>> Start Entries supplied
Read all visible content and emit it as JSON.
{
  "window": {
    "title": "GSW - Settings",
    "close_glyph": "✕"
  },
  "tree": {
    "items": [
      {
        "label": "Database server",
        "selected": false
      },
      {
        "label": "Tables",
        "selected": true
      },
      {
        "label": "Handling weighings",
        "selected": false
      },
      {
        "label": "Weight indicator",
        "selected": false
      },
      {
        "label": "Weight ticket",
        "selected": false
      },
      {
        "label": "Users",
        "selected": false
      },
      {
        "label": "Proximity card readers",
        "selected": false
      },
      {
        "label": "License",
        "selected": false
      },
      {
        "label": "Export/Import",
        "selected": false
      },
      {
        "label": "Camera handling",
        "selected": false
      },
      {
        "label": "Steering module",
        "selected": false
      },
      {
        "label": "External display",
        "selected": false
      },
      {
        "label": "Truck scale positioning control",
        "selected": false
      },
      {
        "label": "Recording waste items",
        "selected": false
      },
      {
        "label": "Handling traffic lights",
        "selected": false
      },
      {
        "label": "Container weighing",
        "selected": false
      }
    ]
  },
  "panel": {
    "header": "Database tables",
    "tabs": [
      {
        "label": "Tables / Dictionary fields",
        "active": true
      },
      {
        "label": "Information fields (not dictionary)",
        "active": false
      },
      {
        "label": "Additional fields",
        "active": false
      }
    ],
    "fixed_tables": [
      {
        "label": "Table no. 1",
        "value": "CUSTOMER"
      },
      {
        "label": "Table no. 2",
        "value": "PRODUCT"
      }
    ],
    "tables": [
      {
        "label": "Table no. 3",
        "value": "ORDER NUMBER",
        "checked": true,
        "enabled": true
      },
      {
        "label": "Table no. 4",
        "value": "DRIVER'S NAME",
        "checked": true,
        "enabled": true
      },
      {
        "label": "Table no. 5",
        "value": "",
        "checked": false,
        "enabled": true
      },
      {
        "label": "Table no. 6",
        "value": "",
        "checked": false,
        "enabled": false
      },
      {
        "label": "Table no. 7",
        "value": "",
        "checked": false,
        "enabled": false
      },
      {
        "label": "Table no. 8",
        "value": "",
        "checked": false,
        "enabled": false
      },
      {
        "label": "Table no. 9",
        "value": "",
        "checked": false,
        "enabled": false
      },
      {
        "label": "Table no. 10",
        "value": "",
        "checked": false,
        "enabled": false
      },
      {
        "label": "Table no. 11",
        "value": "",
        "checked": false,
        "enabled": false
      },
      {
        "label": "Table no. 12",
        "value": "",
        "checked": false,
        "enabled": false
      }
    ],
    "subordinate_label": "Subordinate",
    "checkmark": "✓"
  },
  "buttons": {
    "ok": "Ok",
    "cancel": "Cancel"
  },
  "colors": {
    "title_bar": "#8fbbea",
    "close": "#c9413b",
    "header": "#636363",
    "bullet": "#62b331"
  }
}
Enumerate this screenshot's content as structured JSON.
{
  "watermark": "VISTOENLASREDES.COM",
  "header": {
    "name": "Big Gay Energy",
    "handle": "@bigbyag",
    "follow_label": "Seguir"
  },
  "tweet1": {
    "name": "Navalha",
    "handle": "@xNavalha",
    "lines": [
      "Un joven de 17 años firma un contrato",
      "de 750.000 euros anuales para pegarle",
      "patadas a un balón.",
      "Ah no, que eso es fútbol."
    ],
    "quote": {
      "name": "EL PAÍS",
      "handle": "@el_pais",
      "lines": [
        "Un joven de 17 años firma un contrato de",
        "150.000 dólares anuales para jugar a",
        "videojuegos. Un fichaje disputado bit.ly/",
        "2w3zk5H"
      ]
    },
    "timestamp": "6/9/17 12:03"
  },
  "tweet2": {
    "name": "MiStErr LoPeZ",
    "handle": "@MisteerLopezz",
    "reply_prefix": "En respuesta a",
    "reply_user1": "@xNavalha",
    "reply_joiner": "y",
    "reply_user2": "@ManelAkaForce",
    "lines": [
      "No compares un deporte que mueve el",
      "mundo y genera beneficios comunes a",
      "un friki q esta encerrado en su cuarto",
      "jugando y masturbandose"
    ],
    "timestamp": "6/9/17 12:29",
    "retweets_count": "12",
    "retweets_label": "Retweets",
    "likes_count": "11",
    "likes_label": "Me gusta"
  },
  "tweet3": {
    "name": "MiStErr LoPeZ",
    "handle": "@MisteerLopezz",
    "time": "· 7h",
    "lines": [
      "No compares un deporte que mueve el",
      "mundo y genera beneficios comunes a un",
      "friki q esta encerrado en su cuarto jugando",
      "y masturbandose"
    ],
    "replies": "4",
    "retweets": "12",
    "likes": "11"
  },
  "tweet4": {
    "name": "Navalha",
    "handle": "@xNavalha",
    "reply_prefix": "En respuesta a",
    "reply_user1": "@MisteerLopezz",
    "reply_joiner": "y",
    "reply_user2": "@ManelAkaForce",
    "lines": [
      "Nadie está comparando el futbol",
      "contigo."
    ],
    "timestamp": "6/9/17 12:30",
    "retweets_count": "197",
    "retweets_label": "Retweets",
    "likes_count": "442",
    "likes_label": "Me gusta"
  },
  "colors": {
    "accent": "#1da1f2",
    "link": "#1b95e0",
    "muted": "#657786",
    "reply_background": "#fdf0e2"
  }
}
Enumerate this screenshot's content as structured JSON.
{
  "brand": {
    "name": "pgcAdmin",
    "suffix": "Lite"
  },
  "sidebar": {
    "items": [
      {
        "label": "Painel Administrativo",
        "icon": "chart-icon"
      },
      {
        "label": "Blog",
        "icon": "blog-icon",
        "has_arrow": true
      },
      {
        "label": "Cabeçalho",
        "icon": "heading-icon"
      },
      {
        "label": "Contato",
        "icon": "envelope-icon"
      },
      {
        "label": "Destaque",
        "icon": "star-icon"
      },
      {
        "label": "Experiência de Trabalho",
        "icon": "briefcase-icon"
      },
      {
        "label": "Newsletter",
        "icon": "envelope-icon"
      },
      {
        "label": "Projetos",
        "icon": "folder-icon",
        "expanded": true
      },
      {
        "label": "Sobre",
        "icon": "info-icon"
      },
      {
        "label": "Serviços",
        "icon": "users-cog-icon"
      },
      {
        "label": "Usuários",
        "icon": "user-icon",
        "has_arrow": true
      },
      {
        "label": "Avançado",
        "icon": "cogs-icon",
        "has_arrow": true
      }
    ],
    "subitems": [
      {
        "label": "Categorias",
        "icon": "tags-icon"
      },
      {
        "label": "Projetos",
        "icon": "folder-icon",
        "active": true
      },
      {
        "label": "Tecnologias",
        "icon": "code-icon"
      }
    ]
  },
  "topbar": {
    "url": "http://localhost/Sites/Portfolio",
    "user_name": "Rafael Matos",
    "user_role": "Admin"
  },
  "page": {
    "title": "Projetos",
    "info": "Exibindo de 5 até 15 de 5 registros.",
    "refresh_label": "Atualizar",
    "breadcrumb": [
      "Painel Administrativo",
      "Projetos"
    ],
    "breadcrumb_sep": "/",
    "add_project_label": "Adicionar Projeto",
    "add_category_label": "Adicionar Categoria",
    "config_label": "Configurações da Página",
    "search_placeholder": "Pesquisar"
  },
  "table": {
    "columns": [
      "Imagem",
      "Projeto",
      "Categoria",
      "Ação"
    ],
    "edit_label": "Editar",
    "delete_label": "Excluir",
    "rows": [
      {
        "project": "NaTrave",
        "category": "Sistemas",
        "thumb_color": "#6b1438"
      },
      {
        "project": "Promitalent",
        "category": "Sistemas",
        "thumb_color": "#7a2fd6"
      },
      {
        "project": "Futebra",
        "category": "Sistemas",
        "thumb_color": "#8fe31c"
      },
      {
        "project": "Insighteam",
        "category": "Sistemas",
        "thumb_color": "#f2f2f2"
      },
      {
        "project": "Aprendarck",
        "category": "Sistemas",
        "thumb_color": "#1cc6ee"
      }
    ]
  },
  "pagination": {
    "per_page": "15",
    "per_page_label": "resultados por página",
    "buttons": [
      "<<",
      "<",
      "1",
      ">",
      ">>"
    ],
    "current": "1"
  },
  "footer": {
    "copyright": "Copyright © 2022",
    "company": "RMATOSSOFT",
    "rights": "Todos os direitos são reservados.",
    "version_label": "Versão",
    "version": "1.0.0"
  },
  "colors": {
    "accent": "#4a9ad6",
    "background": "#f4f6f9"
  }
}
>> End Entries supplied
In the listing, find all lines with the string "header" and copy them.

    "header": "Database tables",
    "header": "#636363",
  "header": {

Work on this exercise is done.